→ Bounding box data
-- Begin --
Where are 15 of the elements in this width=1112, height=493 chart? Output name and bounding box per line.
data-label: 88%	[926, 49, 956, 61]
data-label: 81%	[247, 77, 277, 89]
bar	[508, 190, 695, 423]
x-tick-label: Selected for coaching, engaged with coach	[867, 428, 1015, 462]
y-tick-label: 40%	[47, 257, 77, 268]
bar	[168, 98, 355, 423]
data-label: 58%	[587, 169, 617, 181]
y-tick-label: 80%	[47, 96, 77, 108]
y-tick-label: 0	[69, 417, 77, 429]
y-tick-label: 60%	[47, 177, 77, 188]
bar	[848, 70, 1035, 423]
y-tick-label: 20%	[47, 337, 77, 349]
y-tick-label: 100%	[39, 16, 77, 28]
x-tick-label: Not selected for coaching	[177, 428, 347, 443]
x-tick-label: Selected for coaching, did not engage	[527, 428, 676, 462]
-- End --
→ Task instructions
Copy every line of the data above verbatim, with no changes.

→ Completed task
Where are 15 of the elements in this width=1112, height=493 chart? Output name and bounding box per line.
data-label: 88%	[926, 49, 956, 61]
data-label: 81%	[247, 77, 277, 89]
bar	[508, 190, 695, 423]
x-tick-label: Selected for coaching, engaged with coach	[867, 428, 1015, 462]
y-tick-label: 40%	[47, 257, 77, 268]
bar	[168, 98, 355, 423]
data-label: 58%	[587, 169, 617, 181]
y-tick-label: 80%	[47, 96, 77, 108]
y-tick-label: 0	[69, 417, 77, 429]
y-tick-label: 60%	[47, 177, 77, 188]
bar	[848, 70, 1035, 423]
y-tick-label: 20%	[47, 337, 77, 349]
y-tick-label: 100%	[39, 16, 77, 28]
x-tick-label: Not selected for coaching	[177, 428, 347, 443]
x-tick-label: Selected for coaching, did not engage	[527, 428, 676, 462]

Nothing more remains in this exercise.